#### [TASK BRIEF]
Write out each line word for word. Drop pictures.

------ RECORDS PROVIDED

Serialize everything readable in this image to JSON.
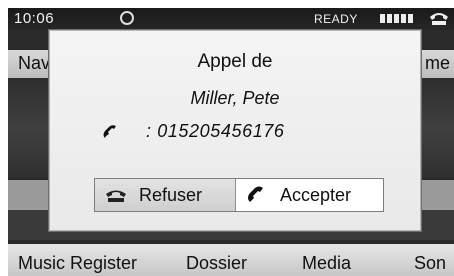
{
  "status": {
    "clock": "10:06",
    "ready": "READY",
    "signal_bars": 5
  },
  "menu": {
    "left_label": "Nav",
    "right_label": "me"
  },
  "dialog": {
    "title": "Appel de",
    "caller_name": "Miller, Pete",
    "number": ": 015205456176",
    "buttons": {
      "refuse_label": "Refuser",
      "accept_label": "Accepter"
    }
  },
  "bottom_tabs": [
    {
      "label": "Music Register"
    },
    {
      "label": "Dossier"
    },
    {
      "label": "Media"
    },
    {
      "label": "Son"
    }
  ],
  "colors": {
    "screen_bg": "#2a2a2a",
    "dialog_bg": "#f0f0f0",
    "accept_bg": "#ffffff",
    "refuse_bg": "#d6d6d6"
  },
  "icons": [
    "gps-icon",
    "signal-icon",
    "phone-status-icon",
    "handset-icon",
    "hang-up-icon",
    "answer-icon"
  ]
}
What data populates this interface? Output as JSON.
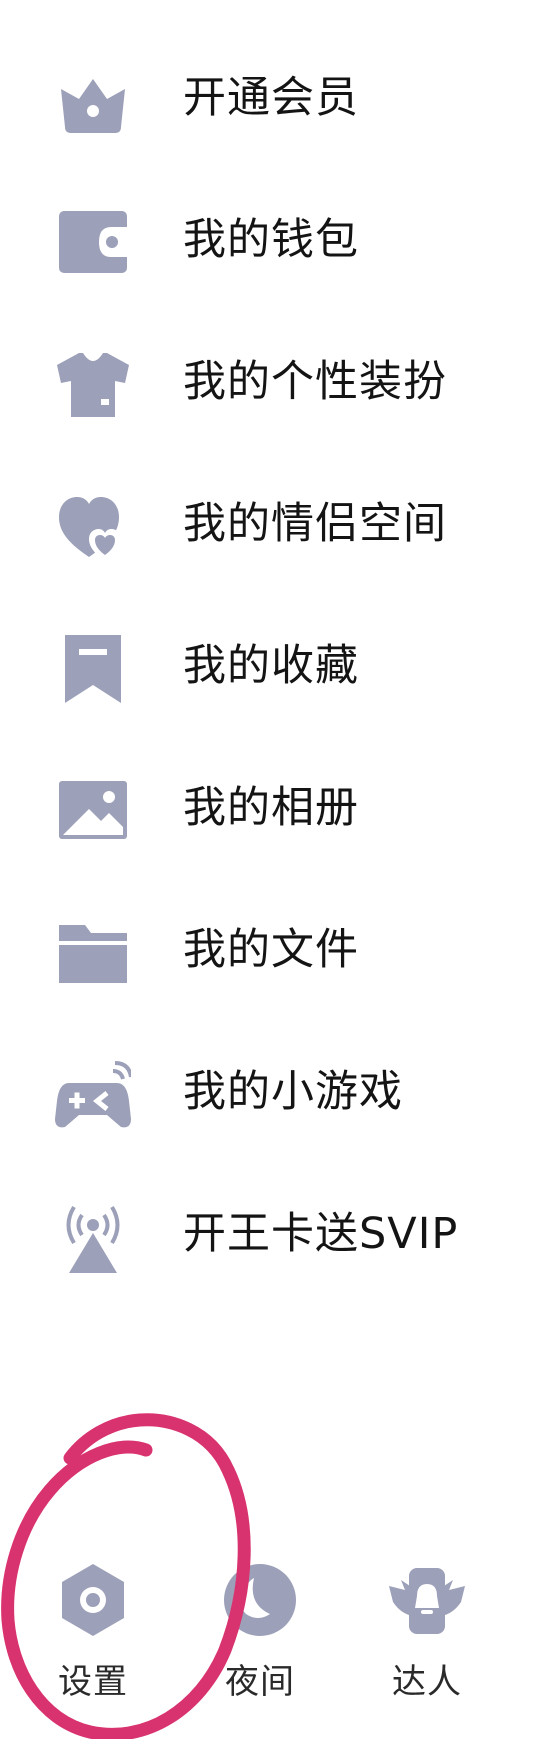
{
  "colors": {
    "icon": "#9ca0b8",
    "text": "#141414",
    "annotation": "#d9336f"
  },
  "menu": {
    "items": [
      {
        "icon": "crown-icon",
        "label": "开通会员"
      },
      {
        "icon": "wallet-icon",
        "label": "我的钱包"
      },
      {
        "icon": "tshirt-icon",
        "label": "我的个性装扮"
      },
      {
        "icon": "double-heart-icon",
        "label": "我的情侣空间"
      },
      {
        "icon": "bookmark-icon",
        "label": "我的收藏"
      },
      {
        "icon": "photo-icon",
        "label": "我的相册"
      },
      {
        "icon": "folder-icon",
        "label": "我的文件"
      },
      {
        "icon": "gamepad-icon",
        "label": "我的小游戏"
      },
      {
        "icon": "signal-tower-icon",
        "label": "开王卡送SVIP"
      }
    ]
  },
  "bottom_bar": {
    "items": [
      {
        "icon": "settings-hexagon-icon",
        "label": "设置"
      },
      {
        "icon": "moon-icon",
        "label": "夜间"
      },
      {
        "icon": "winged-badge-icon",
        "label": "达人"
      }
    ]
  }
}
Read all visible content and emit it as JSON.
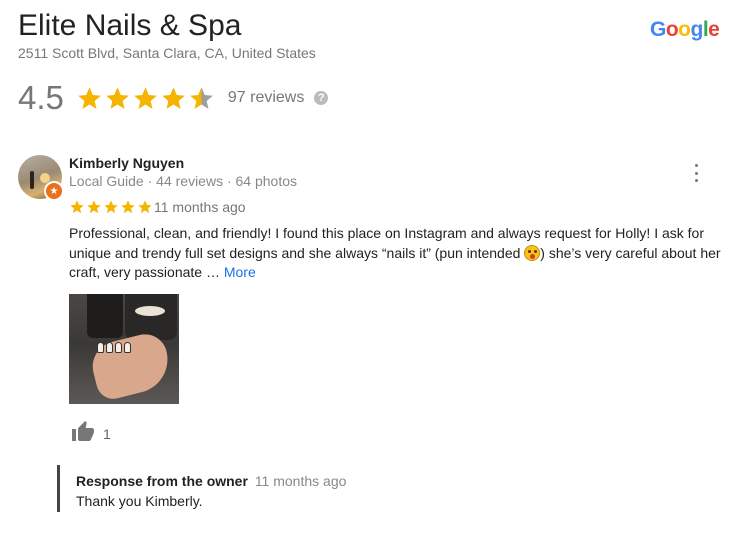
{
  "business": {
    "name": "Elite Nails & Spa",
    "address": "2511 Scott Blvd, Santa Clara, CA, United States",
    "rating": "4.5",
    "rating_value": 4.5,
    "reviews_count": "97 reviews",
    "help_symbol": "?"
  },
  "brand": {
    "logo_letters": [
      "G",
      "o",
      "o",
      "g",
      "l",
      "e"
    ],
    "logo_colors": [
      "#4285F4",
      "#EA4335",
      "#FBBC05",
      "#4285F4",
      "#34A853",
      "#EA4335"
    ]
  },
  "colors": {
    "star": "#f4b400",
    "star_empty": "#9e9e9e",
    "link": "#1a73e8",
    "local_guide_badge": "#e8711a"
  },
  "review": {
    "reviewer_name": "Kimberly Nguyen",
    "reviewer_meta": "Local Guide · 44 reviews · 64 photos",
    "stars": 5,
    "date": "11 months ago",
    "text_part1": "Professional, clean, and friendly! I found this place on Instagram and always request for Holly! I ask for unique and trendy full set designs and she always “nails it” (pun intended ",
    "emoji_name": "face-with-tongue-emoji",
    "text_part2": ") she’s very careful about her craft, very passionate … ",
    "more_label": "More",
    "like_count": "1",
    "icons": {
      "menu": "more-vert-icon",
      "like": "thumbs-up-icon",
      "badge": "local-guide-star-icon"
    }
  },
  "owner_response": {
    "title": "Response from the owner",
    "time": "11 months ago",
    "text": "Thank you Kimberly."
  }
}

------------

#### [THE RESULT]
Serialize everything readable in this image to JSON.
{
  "status": {
    "clock": "10:06",
    "ready": "READY",
    "signal_bars": 5
  },
  "menu": {
    "left_label": "Nav",
    "right_label": "me"
  },
  "dialog": {
    "title": "Appel de",
    "caller_name": "Miller, Pete",
    "number": ": 015205456176",
    "buttons": {
      "refuse_label": "Refuser",
      "accept_label": "Accepter"
    }
  },
  "bottom_tabs": [
    {
      "label": "Music Register"
    },
    {
      "label": "Dossier"
    },
    {
      "label": "Media"
    },
    {
      "label": "Son"
    }
  ],
  "colors": {
    "screen_bg": "#2a2a2a",
    "dialog_bg": "#f0f0f0",
    "accept_bg": "#ffffff",
    "refuse_bg": "#d6d6d6"
  },
  "icons": [
    "gps-icon",
    "signal-icon",
    "phone-status-icon",
    "handset-icon",
    "hang-up-icon",
    "answer-icon"
  ]
}
What data populates this interface? Output as JSON.
{
  "colors": {
    "icon": "#9ca0b8",
    "text": "#141414",
    "annotation": "#d9336f"
  },
  "menu": {
    "items": [
      {
        "icon": "crown-icon",
        "label": "开通会员"
      },
      {
        "icon": "wallet-icon",
        "label": "我的钱包"
      },
      {
        "icon": "tshirt-icon",
        "label": "我的个性装扮"
      },
      {
        "icon": "double-heart-icon",
        "label": "我的情侣空间"
      },
      {
        "icon": "bookmark-icon",
        "label": "我的收藏"
      },
      {
        "icon": "photo-icon",
        "label": "我的相册"
      },
      {
        "icon": "folder-icon",
        "label": "我的文件"
      },
      {
        "icon": "gamepad-icon",
        "label": "我的小游戏"
      },
      {
        "icon": "signal-tower-icon",
        "label": "开王卡送SVIP"
      }
    ]
  },
  "bottom_bar": {
    "items": [
      {
        "icon": "settings-hexagon-icon",
        "label": "设置"
      },
      {
        "icon": "moon-icon",
        "label": "夜间"
      },
      {
        "icon": "winged-badge-icon",
        "label": "达人"
      }
    ]
  }
}
Read all visible content and emit it as JSON.
{
  "business": {
    "name": "Elite Nails & Spa",
    "address": "2511 Scott Blvd, Santa Clara, CA, United States",
    "rating": "4.5",
    "rating_value": 4.5,
    "reviews_count": "97 reviews",
    "help_symbol": "?"
  },
  "brand": {
    "logo_letters": [
      "G",
      "o",
      "o",
      "g",
      "l",
      "e"
    ],
    "logo_colors": [
      "#4285F4",
      "#EA4335",
      "#FBBC05",
      "#4285F4",
      "#34A853",
      "#EA4335"
    ]
  },
  "colors": {
    "star": "#f4b400",
    "star_empty": "#9e9e9e",
    "link": "#1a73e8",
    "local_guide_badge": "#e8711a"
  },
  "review": {
    "reviewer_name": "Kimberly Nguyen",
    "reviewer_meta": "Local Guide · 44 reviews · 64 photos",
    "stars": 5,
    "date": "11 months ago",
    "text_part1": "Professional, clean, and friendly! I found this place on Instagram and always request for Holly! I ask for unique and trendy full set designs and she always “nails it” (pun intended ",
    "emoji_name": "face-with-tongue-emoji",
    "text_part2": ") she’s very careful about her craft, very passionate … ",
    "more_label": "More",
    "like_count": "1",
    "icons": {
      "menu": "more-vert-icon",
      "like": "thumbs-up-icon",
      "badge": "local-guide-star-icon"
    }
  },
  "owner_response": {
    "title": "Response from the owner",
    "time": "11 months ago",
    "text": "Thank you Kimberly."
  }
}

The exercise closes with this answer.